### [Written exercise]
Reproduce each line that includes the word "name".

### [Extracted data entries]
----

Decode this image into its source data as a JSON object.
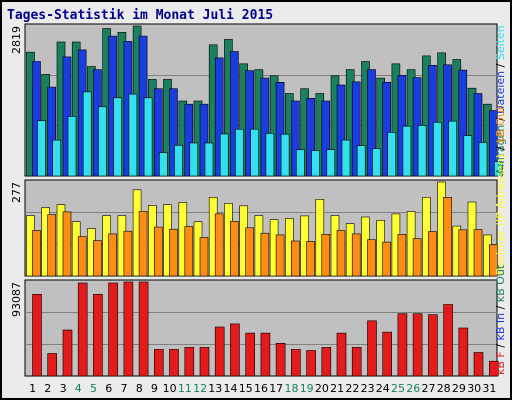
{
  "title": "Tages-Statistik im Monat Juli 2015",
  "colors": {
    "anfragen": "#1a8060",
    "dateien": "#1a3de0",
    "seiten": "#33e0ee",
    "rechner": "#ffff33",
    "kb_out": "#ff8c14",
    "kb_in": "#e31b1b",
    "plot_bg": "#c0c0c0",
    "outer_bg": "#ebebeb"
  },
  "chart_data": [
    {
      "type": "bar",
      "scale_max_label": "2819",
      "categories": [
        "1",
        "2",
        "3",
        "4",
        "5",
        "6",
        "7",
        "8",
        "9",
        "10",
        "11",
        "12",
        "13",
        "14",
        "15",
        "16",
        "17",
        "18",
        "19",
        "20",
        "21",
        "22",
        "23",
        "24",
        "25",
        "26",
        "27",
        "28",
        "29",
        "30",
        "31"
      ],
      "weekend_days": [
        "4",
        "5",
        "11",
        "12",
        "18",
        "19",
        "25",
        "26"
      ],
      "legend": [
        {
          "text": "Anfragen",
          "color_key": "anfragen"
        },
        {
          "text": "Dateien",
          "color_key": "dateien"
        },
        {
          "text": "Seiten",
          "color_key": "seiten"
        }
      ],
      "series": [
        {
          "name": "Anfragen",
          "color_key": "anfragen",
          "values": [
            2326,
            1910,
            2518,
            2518,
            2058,
            2772,
            2700,
            2819,
            1815,
            1815,
            1410,
            1410,
            2466,
            2567,
            2109,
            2000,
            1883,
            1550,
            1640,
            1550,
            1883,
            2000,
            2152,
            1840,
            2109,
            2000,
            2257,
            2315,
            2190,
            1650,
            1350
          ]
        },
        {
          "name": "Dateien",
          "color_key": "dateien",
          "values": [
            2152,
            1670,
            2239,
            2370,
            2000,
            2630,
            2530,
            2630,
            1640,
            1640,
            1350,
            1350,
            2220,
            2340,
            1980,
            1840,
            1760,
            1410,
            1460,
            1410,
            1710,
            1770,
            2000,
            1760,
            1890,
            1850,
            2080,
            2090,
            1990,
            1550,
            1230
          ]
        },
        {
          "name": "Seiten",
          "color_key": "seiten",
          "values": [
            1040,
            675,
            1120,
            1580,
            1300,
            1470,
            1540,
            1470,
            440,
            575,
            620,
            620,
            790,
            880,
            880,
            800,
            785,
            495,
            480,
            495,
            675,
            570,
            515,
            820,
            935,
            950,
            1010,
            1030,
            760,
            630,
            270
          ]
        }
      ]
    },
    {
      "type": "bar",
      "scale_max_label": "277",
      "categories": [
        "1",
        "2",
        "3",
        "4",
        "5",
        "6",
        "7",
        "8",
        "9",
        "10",
        "11",
        "12",
        "13",
        "14",
        "15",
        "16",
        "17",
        "18",
        "19",
        "20",
        "21",
        "22",
        "23",
        "24",
        "25",
        "26",
        "27",
        "28",
        "29",
        "30",
        "31"
      ],
      "legend": [
        {
          "text": "Rechner (IP-Adressen)",
          "color_key": "rechner"
        },
        {
          "text": "kB Out",
          "color_key": "kb_out"
        }
      ],
      "series": [
        {
          "name": "Rechner (IP-Adressen)",
          "color_key": "rechner",
          "values": [
            178,
            202,
            210,
            160,
            140,
            178,
            178,
            254,
            208,
            210,
            217,
            160,
            232,
            214,
            207,
            178,
            166,
            170,
            177,
            226,
            178,
            154,
            174,
            164,
            183,
            190,
            232,
            277,
            147,
            218,
            121
          ]
        },
        {
          "name": "kB Out",
          "color_key": "kb_out",
          "values": [
            134,
            181,
            189,
            116,
            104,
            124,
            132,
            190,
            144,
            138,
            146,
            114,
            183,
            161,
            142,
            126,
            121,
            103,
            102,
            123,
            134,
            124,
            107,
            100,
            123,
            110,
            131,
            232,
            136,
            137,
            92
          ]
        }
      ]
    },
    {
      "type": "bar",
      "scale_max_label": "93087",
      "categories": [
        "1",
        "2",
        "3",
        "4",
        "5",
        "6",
        "7",
        "8",
        "9",
        "10",
        "11",
        "12",
        "13",
        "14",
        "15",
        "16",
        "17",
        "18",
        "19",
        "20",
        "21",
        "22",
        "23",
        "24",
        "25",
        "26",
        "27",
        "28",
        "29",
        "30",
        "31"
      ],
      "legend": [
        {
          "text": "kB F",
          "color_key": "kb_in"
        },
        {
          "text": "kB In",
          "color_key": "dateien"
        },
        {
          "text": "kB Out",
          "color_key": "anfragen"
        }
      ],
      "series": [
        {
          "name": "kB F",
          "color_key": "kb_in",
          "values": [
            80000,
            22000,
            45000,
            91000,
            80000,
            91000,
            92000,
            92000,
            26000,
            26000,
            28000,
            28000,
            48000,
            51000,
            42000,
            42000,
            32000,
            26000,
            25000,
            28000,
            42000,
            28000,
            54000,
            43000,
            61000,
            61000,
            60000,
            70000,
            47000,
            23000,
            14500
          ]
        }
      ]
    }
  ]
}
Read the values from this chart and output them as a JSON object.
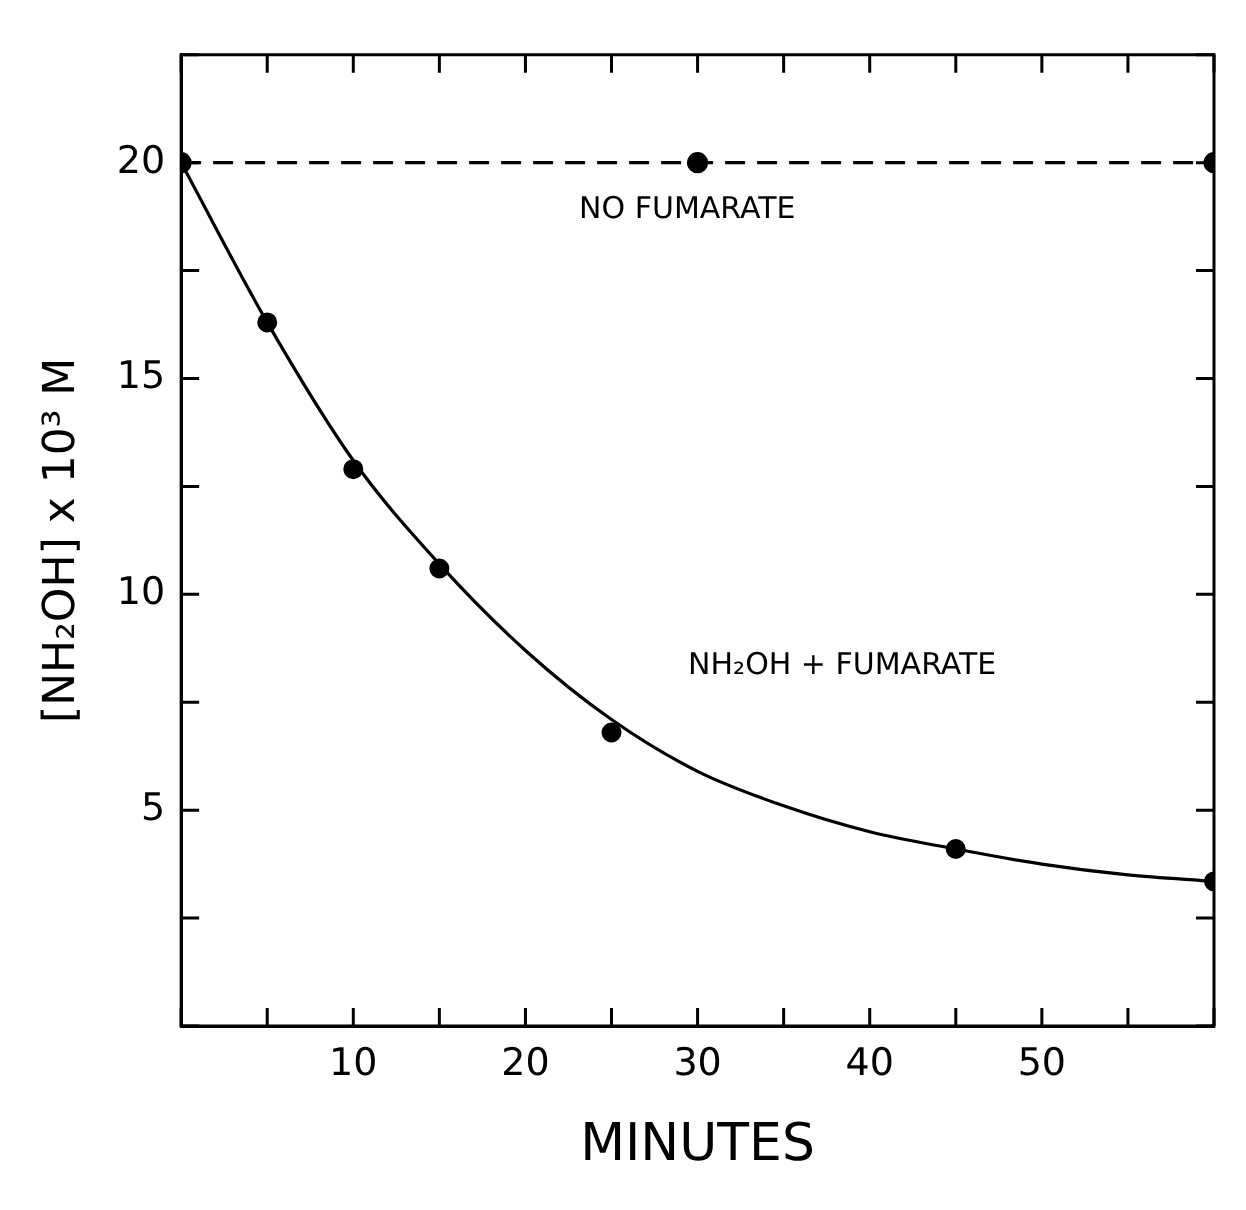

----

### [Finished answer]
          "name": "Anfragen",
          "name": "Dateien",
          "name": "Seiten",
          "name": "Rechner (IP-Adressen)",
          "name": "kB Out",
          "name": "kB F",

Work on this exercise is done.